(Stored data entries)
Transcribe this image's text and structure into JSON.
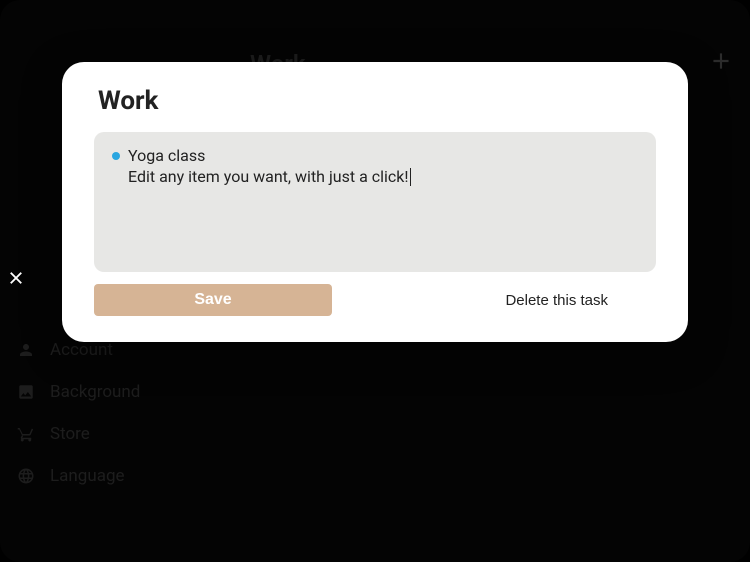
{
  "modal": {
    "title": "Work",
    "task_text": "Yoga class",
    "hint_text": "Edit any item you want, with just a click!",
    "save_label": "Save",
    "delete_label": "Delete this task"
  },
  "bg": {
    "header_title": "Work",
    "sidebar": {
      "items": [
        {
          "label": "Account"
        },
        {
          "label": "Background"
        },
        {
          "label": "Store"
        },
        {
          "label": "Language"
        }
      ]
    }
  },
  "colors": {
    "accent_bullet": "#2aa6e0",
    "save_button": "#d6b495"
  }
}
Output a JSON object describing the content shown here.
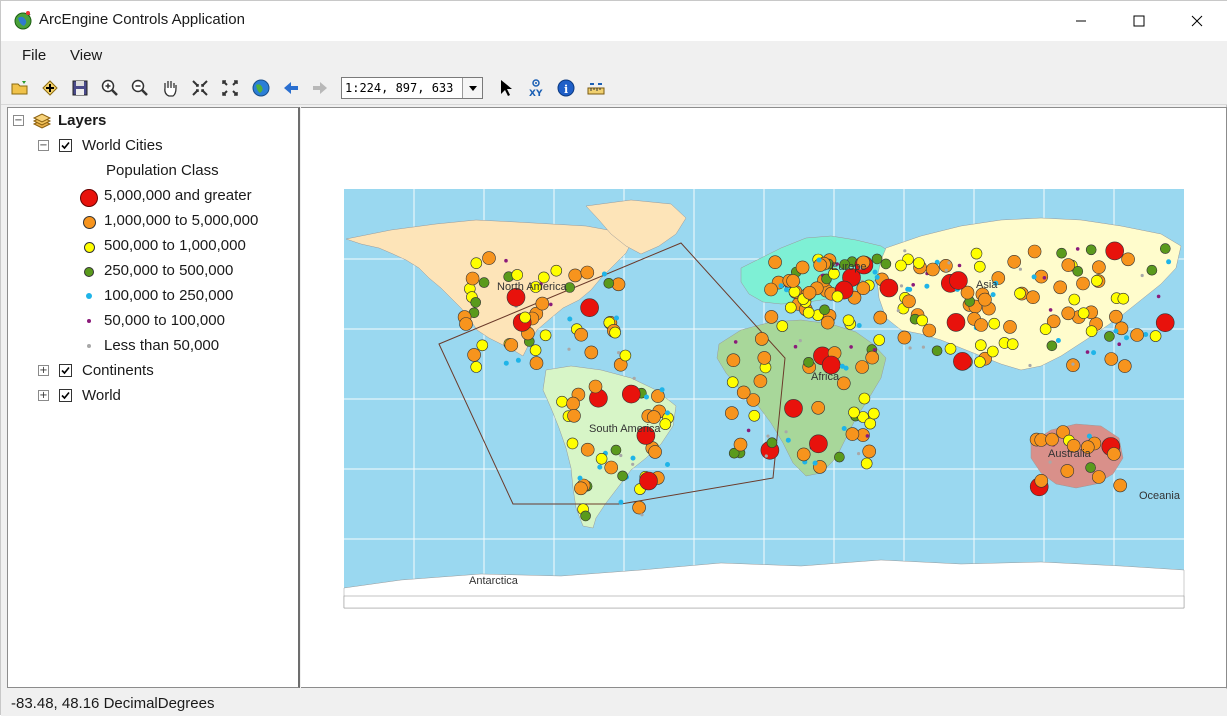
{
  "window": {
    "title": "ArcEngine Controls Application"
  },
  "menu": {
    "items": [
      "File",
      "View"
    ]
  },
  "toolbar": {
    "tools": [
      "open-icon",
      "add-data-icon",
      "save-icon",
      "zoom-in-icon",
      "zoom-out-icon",
      "pan-icon",
      "fixed-zoom-in-icon",
      "fixed-zoom-out-icon",
      "full-extent-icon",
      "back-icon",
      "forward-icon"
    ],
    "scale_value": "1:224, 897, 633",
    "tools_right": [
      "select-icon",
      "go-to-xy-icon",
      "identify-icon",
      "measure-icon"
    ]
  },
  "toc": {
    "root_label": "Layers",
    "layers": [
      {
        "label": "World Cities",
        "checked": true,
        "expanded": true,
        "legend_heading": "Population Class",
        "classes": [
          {
            "label": "5,000,000 and greater",
            "color": "#e8120c",
            "symbol": "large-red-circle"
          },
          {
            "label": "1,000,000 to 5,000,000",
            "color": "#f7941d",
            "symbol": "orange-circle"
          },
          {
            "label": "500,000 to 1,000,000",
            "color": "#ffff00",
            "symbol": "yellow-circle"
          },
          {
            "label": "250,000 to 500,000",
            "color": "#5a9a1c",
            "symbol": "green-circle"
          },
          {
            "label": "100,000 to 250,000",
            "color": "#1fb4e8",
            "symbol": "cyan-dot"
          },
          {
            "label": "50,000 to 100,000",
            "color": "#8b1a7a",
            "symbol": "purple-dot"
          },
          {
            "label": "Less than 50,000",
            "color": "#a8a8a8",
            "symbol": "gray-dot"
          }
        ]
      },
      {
        "label": "Continents",
        "checked": true,
        "expanded": false
      },
      {
        "label": "World",
        "checked": true,
        "expanded": false
      }
    ]
  },
  "map": {
    "ocean_color": "#9ad8f0",
    "labels": [
      "North America",
      "Europe",
      "Asia",
      "Africa",
      "South America",
      "Australia",
      "Oceania",
      "Antarctica"
    ]
  },
  "status": {
    "coordinates": "-83.48, 48.16  DecimalDegrees"
  }
}
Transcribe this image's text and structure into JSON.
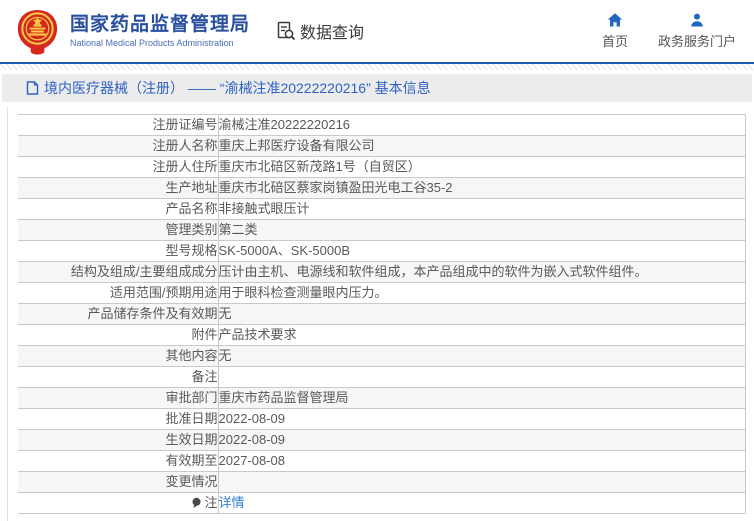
{
  "header": {
    "agency_name": "国家药品监督管理局",
    "agency_name_en": "National Medical Products Administration",
    "data_query": "数据查询",
    "nav_home": "首页",
    "nav_portal": "政务服务门户"
  },
  "breadcrumb": {
    "text": "境内医疗器械（注册） —— “渝械注准20222220216” 基本信息"
  },
  "detail_table": {
    "rows": [
      {
        "label": "注册证编号",
        "value": "渝械注准20222220216"
      },
      {
        "label": "注册人名称",
        "value": "重庆上邦医疗设备有限公司"
      },
      {
        "label": "注册人住所",
        "value": "重庆市北碚区新茂路1号（自贸区）"
      },
      {
        "label": "生产地址",
        "value": "重庆市北碚区蔡家岗镇盈田光电工谷35-2"
      },
      {
        "label": "产品名称",
        "value": "非接触式眼压计"
      },
      {
        "label": "管理类别",
        "value": "第二类"
      },
      {
        "label": "型号规格",
        "value": "SK-5000A、SK-5000B"
      },
      {
        "label": "结构及组成/主要组成成分",
        "value": "压计由主机、电源线和软件组成，本产品组成中的软件为嵌入式软件组件。"
      },
      {
        "label": "适用范围/预期用途",
        "value": "用于眼科检查测量眼内压力。"
      },
      {
        "label": "产品储存条件及有效期",
        "value": "无"
      },
      {
        "label": "附件",
        "value": "产品技术要求"
      },
      {
        "label": "其他内容",
        "value": "无"
      },
      {
        "label": "备注",
        "value": ""
      },
      {
        "label": "审批部门",
        "value": "重庆市药品监督管理局"
      },
      {
        "label": "批准日期",
        "value": "2022-08-09"
      },
      {
        "label": "生效日期",
        "value": "2022-08-09"
      },
      {
        "label": "有效期至",
        "value": "2027-08-08"
      },
      {
        "label": "变更情况",
        "value": ""
      },
      {
        "label": "注",
        "value": "详情",
        "value_is_link": true,
        "label_icon": "note-balloon-icon"
      }
    ]
  },
  "colors": {
    "header_blue": "#28509e",
    "line_blue": "#1e5aa9",
    "breadcrumb_blue": "#2f62c5",
    "link_blue": "#2e7fd0",
    "nav_icon_blue": "#1f66c1",
    "emblem_red": "#d6281e",
    "emblem_gold": "#f7c948"
  }
}
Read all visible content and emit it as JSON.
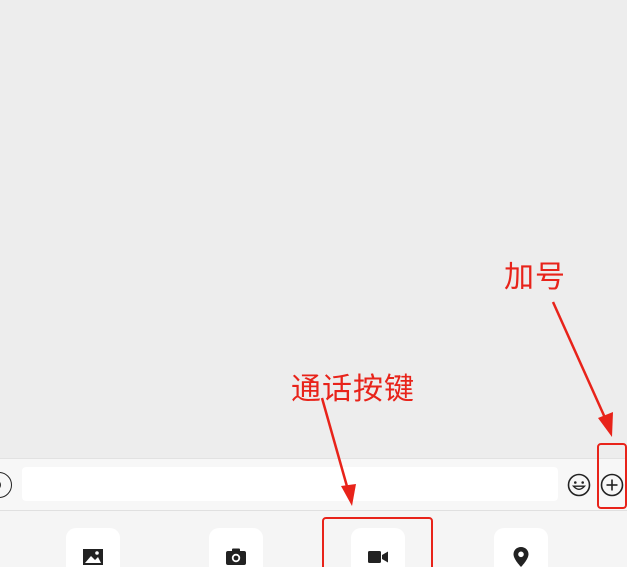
{
  "annotations": {
    "call_button_label": "通话按键",
    "plus_label": "加号"
  },
  "input_bar": {
    "text_value": "",
    "icons": [
      "voice-icon",
      "emoji-icon",
      "plus-circle-icon"
    ]
  },
  "panel": {
    "tiles": [
      {
        "icon": "image-icon"
      },
      {
        "icon": "camera-icon"
      },
      {
        "icon": "video-call-icon"
      },
      {
        "icon": "location-pin-icon"
      }
    ]
  },
  "colors": {
    "annotation_red": "#e8231a",
    "chat_bg": "#ededed",
    "panel_bg": "#f5f5f5",
    "icon_dark": "#222222"
  }
}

Exercise objective: Omit the pictures, and quote the material above exactly as given.

Full answer:
Transcribe this image's text and structure into JSON.
{
  "modal": {
    "title": "Work",
    "task_text": "Yoga class",
    "hint_text": "Edit any item you want, with just a click!",
    "save_label": "Save",
    "delete_label": "Delete this task"
  },
  "bg": {
    "header_title": "Work",
    "sidebar": {
      "items": [
        {
          "label": "Account"
        },
        {
          "label": "Background"
        },
        {
          "label": "Store"
        },
        {
          "label": "Language"
        }
      ]
    }
  },
  "colors": {
    "accent_bullet": "#2aa6e0",
    "save_button": "#d6b495"
  }
}
Output a JSON object describing the content shown here.
{
  "window": {
    "title": "ArcEngine Controls Application"
  },
  "menu": {
    "items": [
      "File",
      "View"
    ]
  },
  "toolbar": {
    "tools": [
      "open-icon",
      "add-data-icon",
      "save-icon",
      "zoom-in-icon",
      "zoom-out-icon",
      "pan-icon",
      "fixed-zoom-in-icon",
      "fixed-zoom-out-icon",
      "full-extent-icon",
      "back-icon",
      "forward-icon"
    ],
    "scale_value": "1:224, 897, 633",
    "tools_right": [
      "select-icon",
      "go-to-xy-icon",
      "identify-icon",
      "measure-icon"
    ]
  },
  "toc": {
    "root_label": "Layers",
    "layers": [
      {
        "label": "World Cities",
        "checked": true,
        "expanded": true,
        "legend_heading": "Population Class",
        "classes": [
          {
            "label": "5,000,000 and greater",
            "color": "#e8120c",
            "symbol": "large-red-circle"
          },
          {
            "label": "1,000,000 to 5,000,000",
            "color": "#f7941d",
            "symbol": "orange-circle"
          },
          {
            "label": "500,000 to 1,000,000",
            "color": "#ffff00",
            "symbol": "yellow-circle"
          },
          {
            "label": "250,000 to 500,000",
            "color": "#5a9a1c",
            "symbol": "green-circle"
          },
          {
            "label": "100,000 to 250,000",
            "color": "#1fb4e8",
            "symbol": "cyan-dot"
          },
          {
            "label": "50,000 to 100,000",
            "color": "#8b1a7a",
            "symbol": "purple-dot"
          },
          {
            "label": "Less than 50,000",
            "color": "#a8a8a8",
            "symbol": "gray-dot"
          }
        ]
      },
      {
        "label": "Continents",
        "checked": true,
        "expanded": false
      },
      {
        "label": "World",
        "checked": true,
        "expanded": false
      }
    ]
  },
  "map": {
    "ocean_color": "#9ad8f0",
    "labels": [
      "North America",
      "Europe",
      "Asia",
      "Africa",
      "South America",
      "Australia",
      "Oceania",
      "Antarctica"
    ]
  },
  "status": {
    "coordinates": "-83.48, 48.16  DecimalDegrees"
  }
}
Transcribe this image's text and structure into JSON.
{
  "header": {
    "agency_name": "国家药品监督管理局",
    "agency_name_en": "National Medical Products Administration",
    "data_query": "数据查询",
    "nav_home": "首页",
    "nav_portal": "政务服务门户"
  },
  "breadcrumb": {
    "text": "境内医疗器械（注册） —— “渝械注准20222220216” 基本信息"
  },
  "detail_table": {
    "rows": [
      {
        "label": "注册证编号",
        "value": "渝械注准20222220216"
      },
      {
        "label": "注册人名称",
        "value": "重庆上邦医疗设备有限公司"
      },
      {
        "label": "注册人住所",
        "value": "重庆市北碚区新茂路1号（自贸区）"
      },
      {
        "label": "生产地址",
        "value": "重庆市北碚区蔡家岗镇盈田光电工谷35-2"
      },
      {
        "label": "产品名称",
        "value": "非接触式眼压计"
      },
      {
        "label": "管理类别",
        "value": "第二类"
      },
      {
        "label": "型号规格",
        "value": "SK-5000A、SK-5000B"
      },
      {
        "label": "结构及组成/主要组成成分",
        "value": "压计由主机、电源线和软件组成，本产品组成中的软件为嵌入式软件组件。"
      },
      {
        "label": "适用范围/预期用途",
        "value": "用于眼科检查测量眼内压力。"
      },
      {
        "label": "产品储存条件及有效期",
        "value": "无"
      },
      {
        "label": "附件",
        "value": "产品技术要求"
      },
      {
        "label": "其他内容",
        "value": "无"
      },
      {
        "label": "备注",
        "value": ""
      },
      {
        "label": "审批部门",
        "value": "重庆市药品监督管理局"
      },
      {
        "label": "批准日期",
        "value": "2022-08-09"
      },
      {
        "label": "生效日期",
        "value": "2022-08-09"
      },
      {
        "label": "有效期至",
        "value": "2027-08-08"
      },
      {
        "label": "变更情况",
        "value": ""
      },
      {
        "label": "注",
        "value": "详情",
        "value_is_link": true,
        "label_icon": "note-balloon-icon"
      }
    ]
  },
  "colors": {
    "header_blue": "#28509e",
    "line_blue": "#1e5aa9",
    "breadcrumb_blue": "#2f62c5",
    "link_blue": "#2e7fd0",
    "nav_icon_blue": "#1f66c1",
    "emblem_red": "#d6281e",
    "emblem_gold": "#f7c948"
  }
}
Read all visible content and emit it as JSON.
{
  "annotations": {
    "call_button_label": "通话按键",
    "plus_label": "加号"
  },
  "input_bar": {
    "text_value": "",
    "icons": [
      "voice-icon",
      "emoji-icon",
      "plus-circle-icon"
    ]
  },
  "panel": {
    "tiles": [
      {
        "icon": "image-icon"
      },
      {
        "icon": "camera-icon"
      },
      {
        "icon": "video-call-icon"
      },
      {
        "icon": "location-pin-icon"
      }
    ]
  },
  "colors": {
    "annotation_red": "#e8231a",
    "chat_bg": "#ededed",
    "panel_bg": "#f5f5f5",
    "icon_dark": "#222222"
  }
}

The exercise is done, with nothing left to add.